## [Task details]
Copy nothing but the lines running from the one containing "Give me a plain-text" through the end of the listing below. Drop the pictures.

## [Data provided]
· · · ·

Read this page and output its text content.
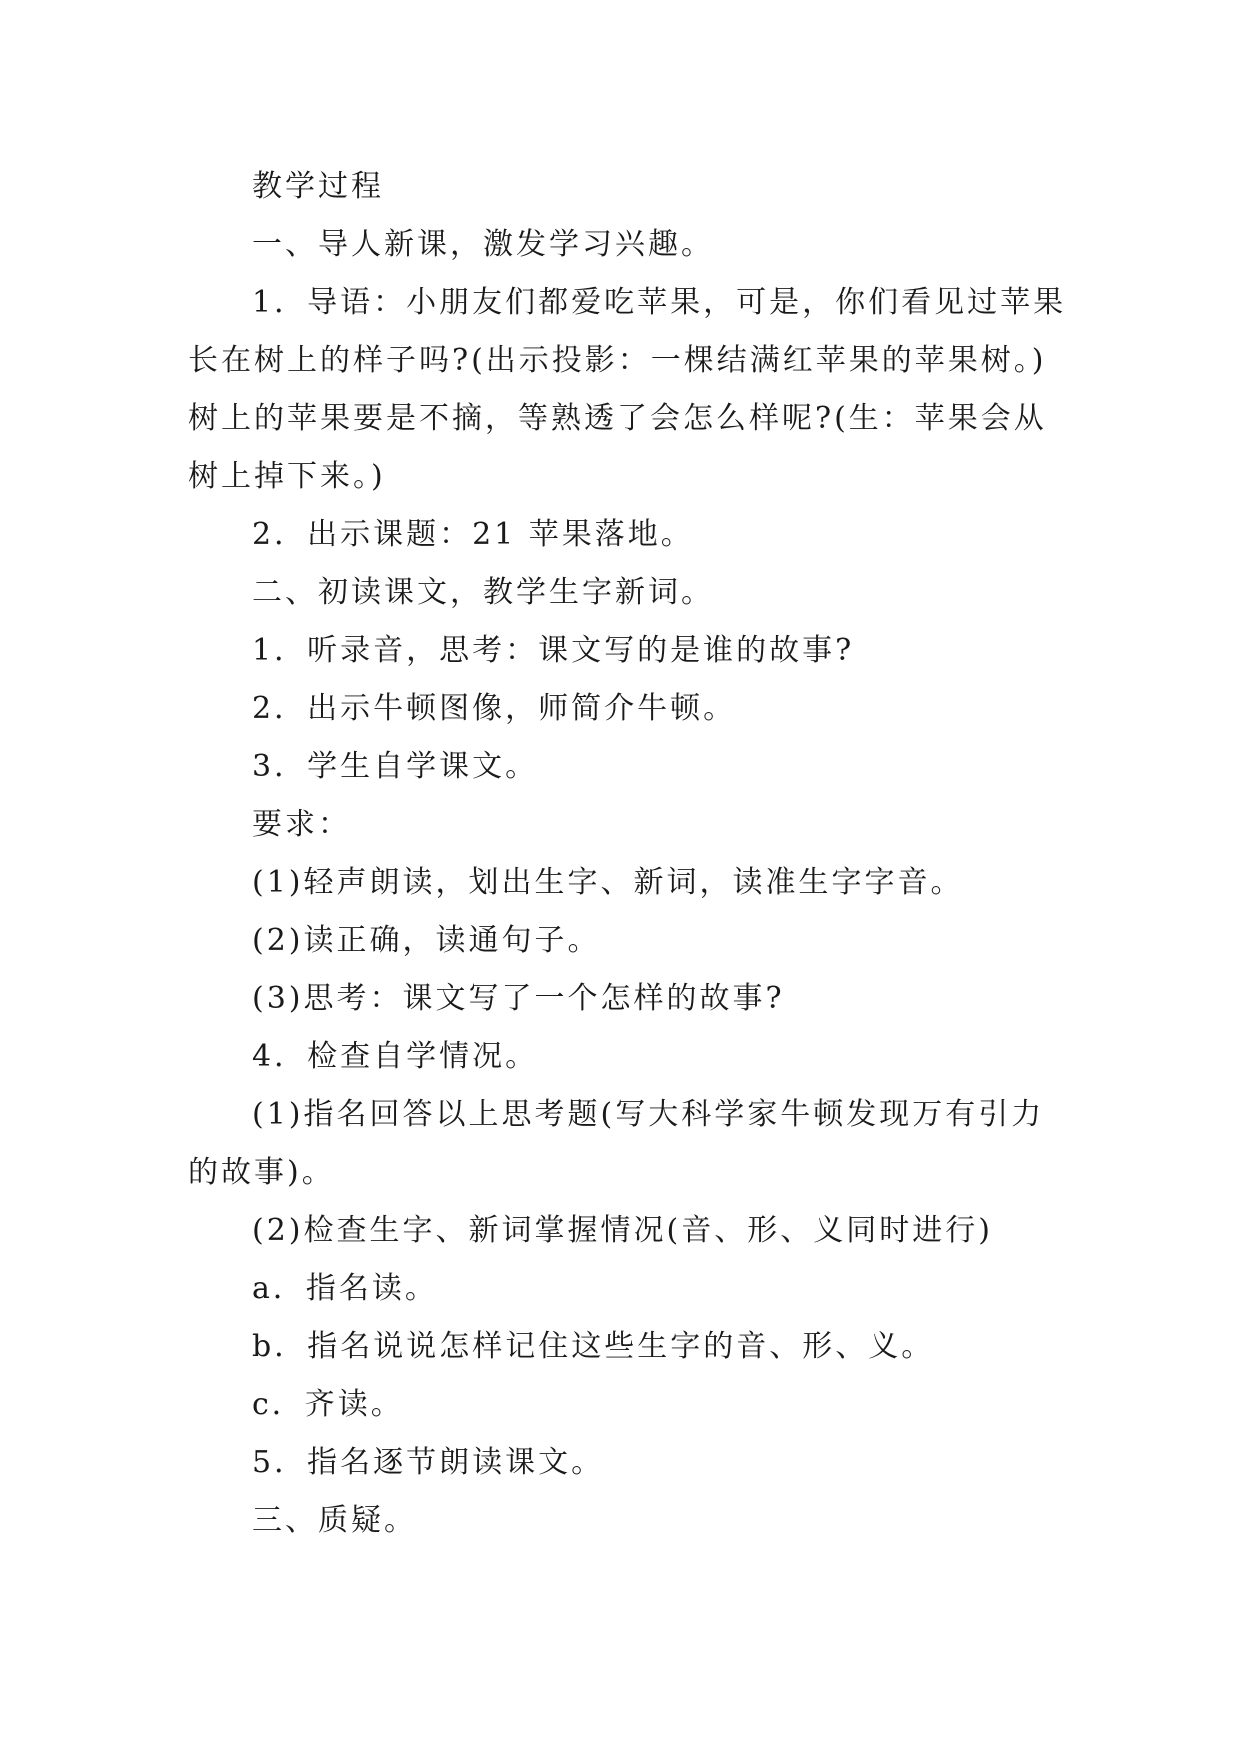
教学过程

一、导人新课，激发学习兴趣。

1．导语：小朋友们都爱吃苹果，可是，你们看见过苹果长在树上的样子吗?(出示投影：一棵结满红苹果的苹果树。)树上的苹果要是不摘，等熟透了会怎么样呢?(生：苹果会从树上掉下来。)

2．出示课题：21 苹果落地。

二、初读课文，教学生字新词。

1．听录音，思考：课文写的是谁的故事?

2．出示牛顿图像，师简介牛顿。

3．学生自学课文。

要求：

(1)轻声朗读，划出生字、新词，读准生字字音。

(2)读正确，读通句子。

(3)思考：课文写了一个怎样的故事?

4．检查自学情况。

(1)指名回答以上思考题(写大科学家牛顿发现万有引力的故事)。

(2)检查生字、新词掌握情况(音、形、义同时进行)

a．指名读。

b．指名说说怎样记住这些生字的音、形、义。

c．齐读。

5．指名逐节朗读课文。

三、质疑。
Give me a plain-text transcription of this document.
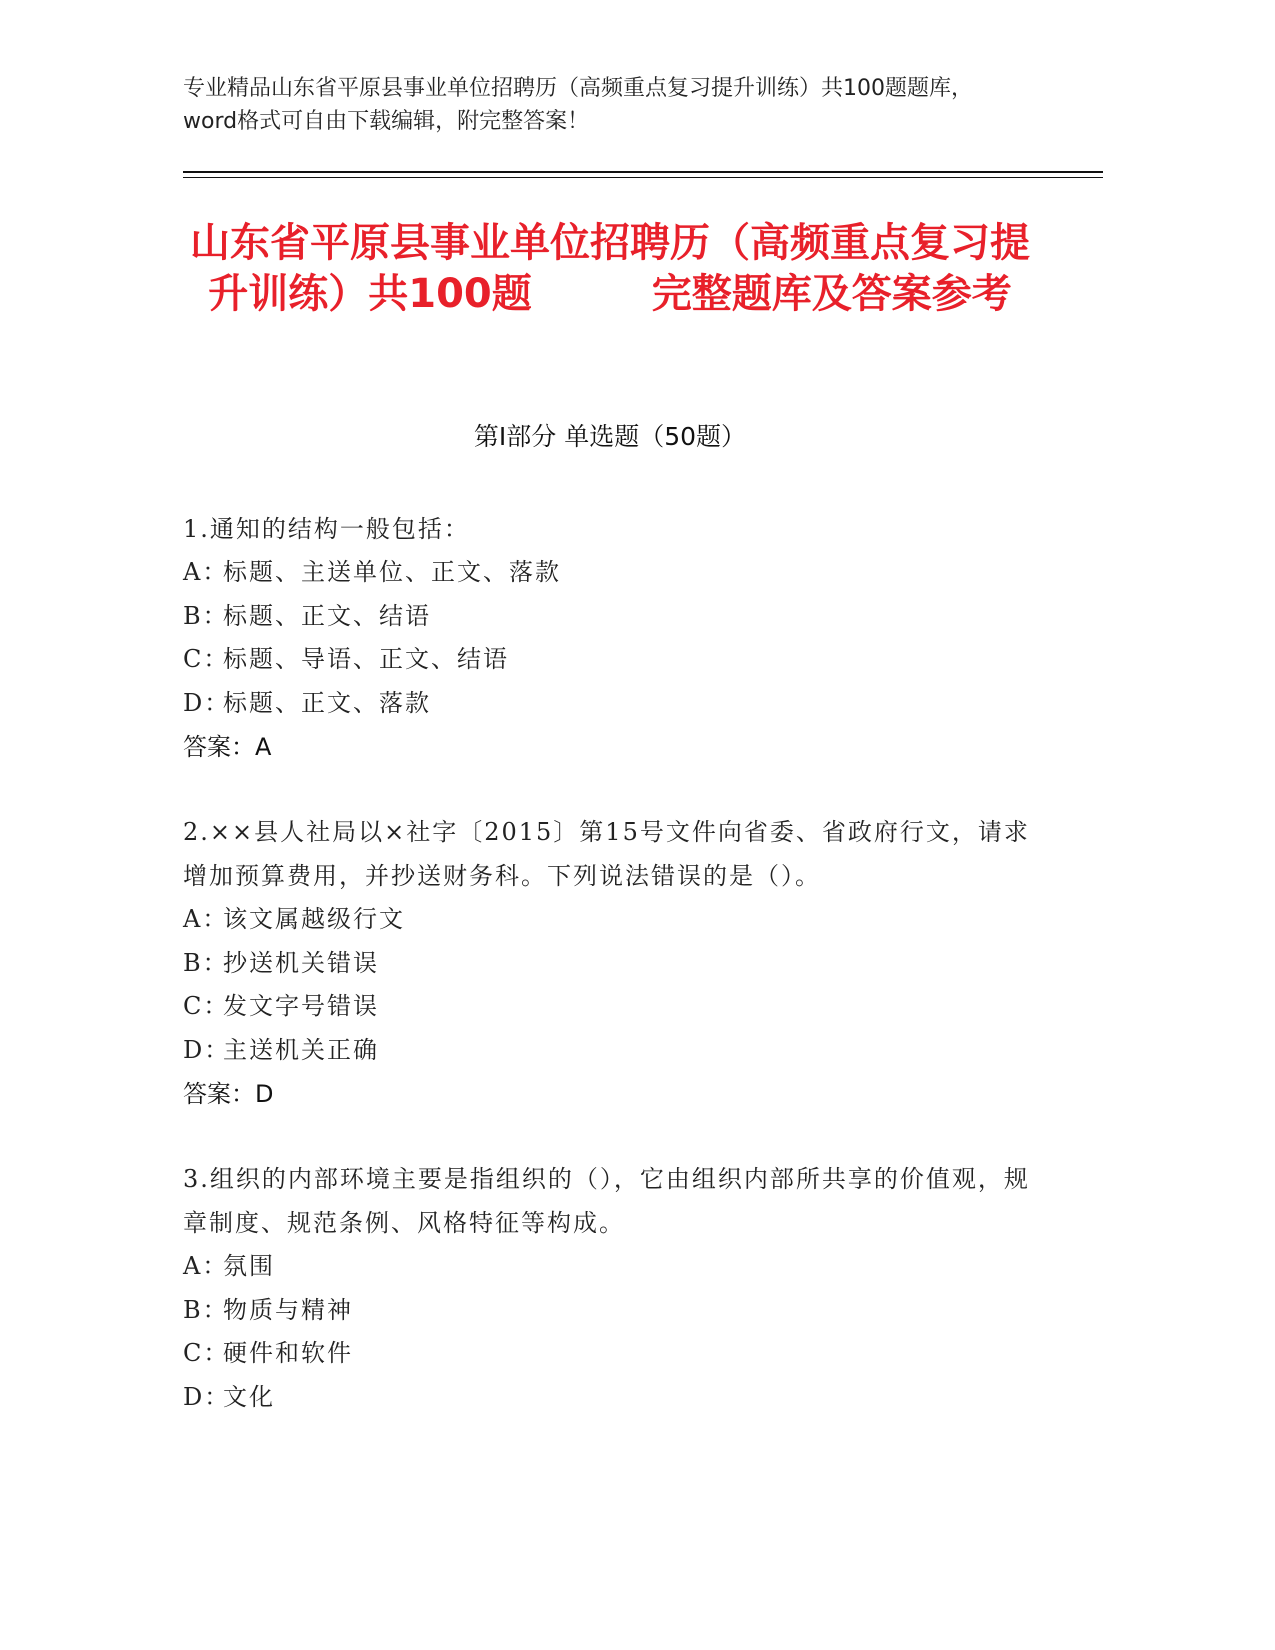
专业精品山东省平原县事业单位招聘历（高频重点复习提升训练）共100题题库，word格式可自由下载编辑，附完整答案！
山东省平原县事业单位招聘历（高频重点复习提升训练）共100题　　　完整题库及答案参考
第Ⅰ部分 单选题（50题）
1.通知的结构一般包括：
A：标题、主送单位、正文、落款
B：标题、正文、结语
C：标题、导语、正文、结语
D：标题、正文、落款
答案：A
2.××县人社局以×社字〔2015〕第15号文件向省委、省政府行文，请求增加预算费用，并抄送财务科。下列说法错误的是（）。
A：该文属越级行文
B：抄送机关错误
C：发文字号错误
D：主送机关正确
答案：D
3.组织的内部环境主要是指组织的（），它由组织内部所共享的价值观，规章制度、规范条例、风格特征等构成。
A：氛围
B：物质与精神
C：硬件和软件
D：文化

· · · ·

## [Answer to this exercise]
Give me a plain-text transcription of this document.
专业精品山东省平原县事业单位招聘历（高频重点复习提升训练）共100题题库，word格式可自由下载编辑，附完整答案！
山东省平原县事业单位招聘历（高频重点复习提升训练）共100题　　　完整题库及答案参考
第Ⅰ部分 单选题（50题）
1.通知的结构一般包括：
A：标题、主送单位、正文、落款
B：标题、正文、结语
C：标题、导语、正文、结语
D：标题、正文、落款
答案：A
2.××县人社局以×社字〔2015〕第15号文件向省委、省政府行文，请求增加预算费用，并抄送财务科。下列说法错误的是（）。
A：该文属越级行文
B：抄送机关错误
C：发文字号错误
D：主送机关正确
答案：D
3.组织的内部环境主要是指组织的（），它由组织内部所共享的价值观，规章制度、规范条例、风格特征等构成。
A：氛围
B：物质与精神
C：硬件和软件
D：文化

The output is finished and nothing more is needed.